Collected data:
<<<<

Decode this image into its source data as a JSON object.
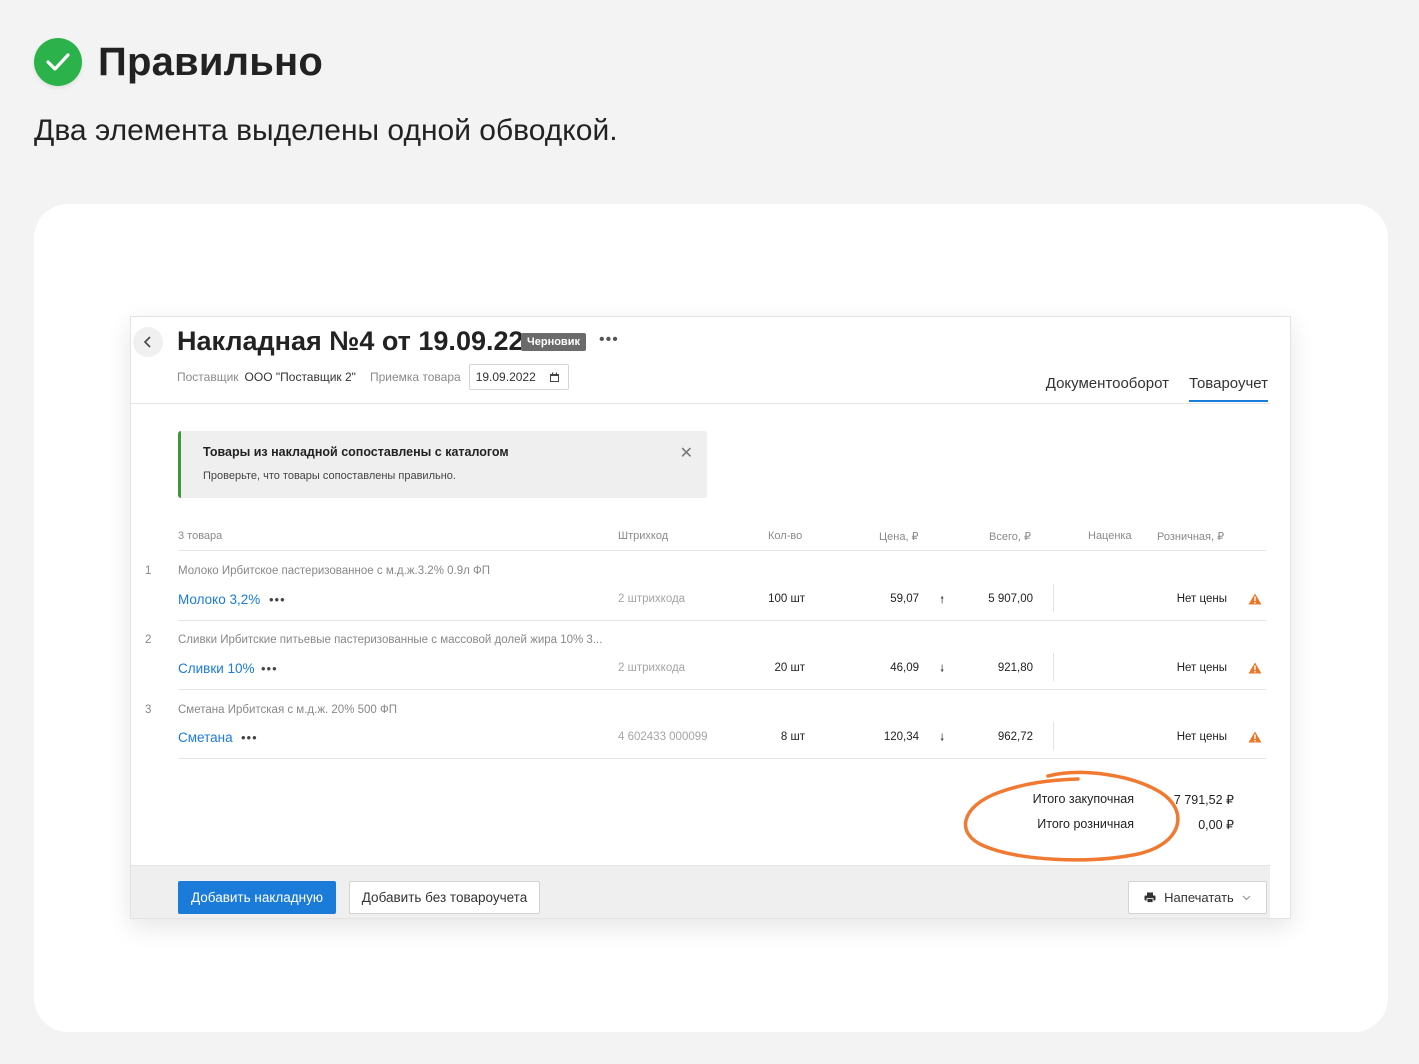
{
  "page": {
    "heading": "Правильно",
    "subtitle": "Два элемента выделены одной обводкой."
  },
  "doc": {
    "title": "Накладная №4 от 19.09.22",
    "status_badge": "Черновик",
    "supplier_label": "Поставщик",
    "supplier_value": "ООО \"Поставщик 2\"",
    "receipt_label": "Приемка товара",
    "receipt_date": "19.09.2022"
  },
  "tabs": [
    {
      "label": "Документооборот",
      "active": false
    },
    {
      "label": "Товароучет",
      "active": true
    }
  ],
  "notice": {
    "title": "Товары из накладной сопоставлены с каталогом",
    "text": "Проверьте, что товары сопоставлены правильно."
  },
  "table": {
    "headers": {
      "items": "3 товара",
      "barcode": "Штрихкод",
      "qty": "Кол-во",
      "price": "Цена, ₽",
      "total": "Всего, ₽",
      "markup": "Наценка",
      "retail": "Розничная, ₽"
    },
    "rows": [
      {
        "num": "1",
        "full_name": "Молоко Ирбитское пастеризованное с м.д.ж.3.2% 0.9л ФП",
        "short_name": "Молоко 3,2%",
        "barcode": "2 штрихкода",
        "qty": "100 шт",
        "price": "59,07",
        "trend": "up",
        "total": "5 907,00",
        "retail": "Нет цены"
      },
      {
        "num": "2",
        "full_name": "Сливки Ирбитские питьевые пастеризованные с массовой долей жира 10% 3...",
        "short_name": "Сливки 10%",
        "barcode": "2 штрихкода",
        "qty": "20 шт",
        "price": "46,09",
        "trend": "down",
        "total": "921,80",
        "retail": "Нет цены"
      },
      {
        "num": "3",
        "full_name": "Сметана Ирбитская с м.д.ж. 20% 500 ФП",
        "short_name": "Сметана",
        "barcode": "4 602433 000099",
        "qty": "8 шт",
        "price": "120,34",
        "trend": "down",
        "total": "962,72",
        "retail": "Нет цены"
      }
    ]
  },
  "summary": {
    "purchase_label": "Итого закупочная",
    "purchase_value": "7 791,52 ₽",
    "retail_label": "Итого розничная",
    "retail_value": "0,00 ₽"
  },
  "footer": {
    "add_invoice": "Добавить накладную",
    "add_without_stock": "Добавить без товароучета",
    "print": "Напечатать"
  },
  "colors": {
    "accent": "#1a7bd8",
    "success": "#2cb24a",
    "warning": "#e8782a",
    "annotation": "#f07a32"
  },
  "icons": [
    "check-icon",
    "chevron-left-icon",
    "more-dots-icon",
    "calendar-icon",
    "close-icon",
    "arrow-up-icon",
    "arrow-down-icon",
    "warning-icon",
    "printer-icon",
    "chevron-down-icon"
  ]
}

>>>>
<<<<

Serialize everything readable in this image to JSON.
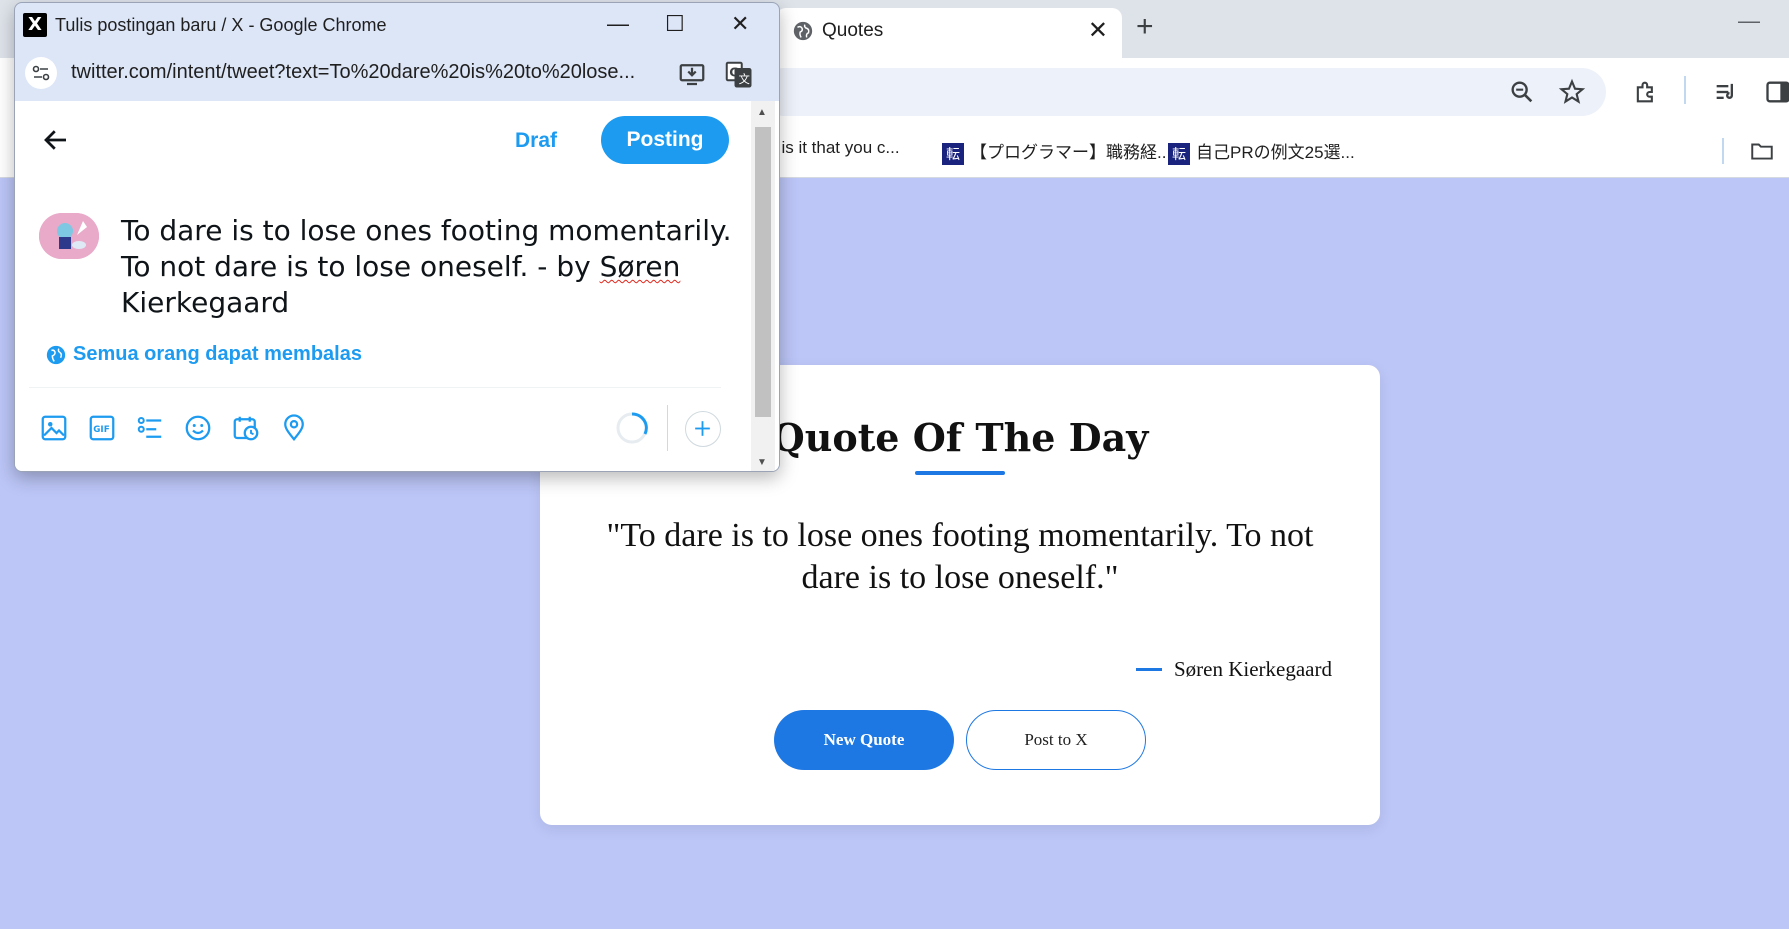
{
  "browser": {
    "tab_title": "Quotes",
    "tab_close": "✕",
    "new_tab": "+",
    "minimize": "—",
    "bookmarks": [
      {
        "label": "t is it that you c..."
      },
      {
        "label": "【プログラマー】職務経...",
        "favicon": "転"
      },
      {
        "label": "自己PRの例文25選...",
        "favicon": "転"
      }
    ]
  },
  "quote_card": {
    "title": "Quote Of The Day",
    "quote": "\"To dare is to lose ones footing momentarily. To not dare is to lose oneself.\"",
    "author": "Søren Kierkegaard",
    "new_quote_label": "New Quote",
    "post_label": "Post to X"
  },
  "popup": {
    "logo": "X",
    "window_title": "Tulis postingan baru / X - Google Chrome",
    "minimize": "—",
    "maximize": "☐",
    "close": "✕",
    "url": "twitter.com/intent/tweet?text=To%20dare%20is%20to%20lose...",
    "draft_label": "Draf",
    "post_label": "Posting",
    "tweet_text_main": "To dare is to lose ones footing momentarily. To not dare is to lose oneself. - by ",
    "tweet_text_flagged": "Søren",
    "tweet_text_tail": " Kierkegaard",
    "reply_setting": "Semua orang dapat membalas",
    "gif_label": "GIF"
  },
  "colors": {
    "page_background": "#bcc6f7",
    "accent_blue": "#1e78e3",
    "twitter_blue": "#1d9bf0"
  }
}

>>>>

TASK STATEMENT:
What is the number of lines in the listing that include the word "down"? Give that number and nothing else.

THE REPLY:
4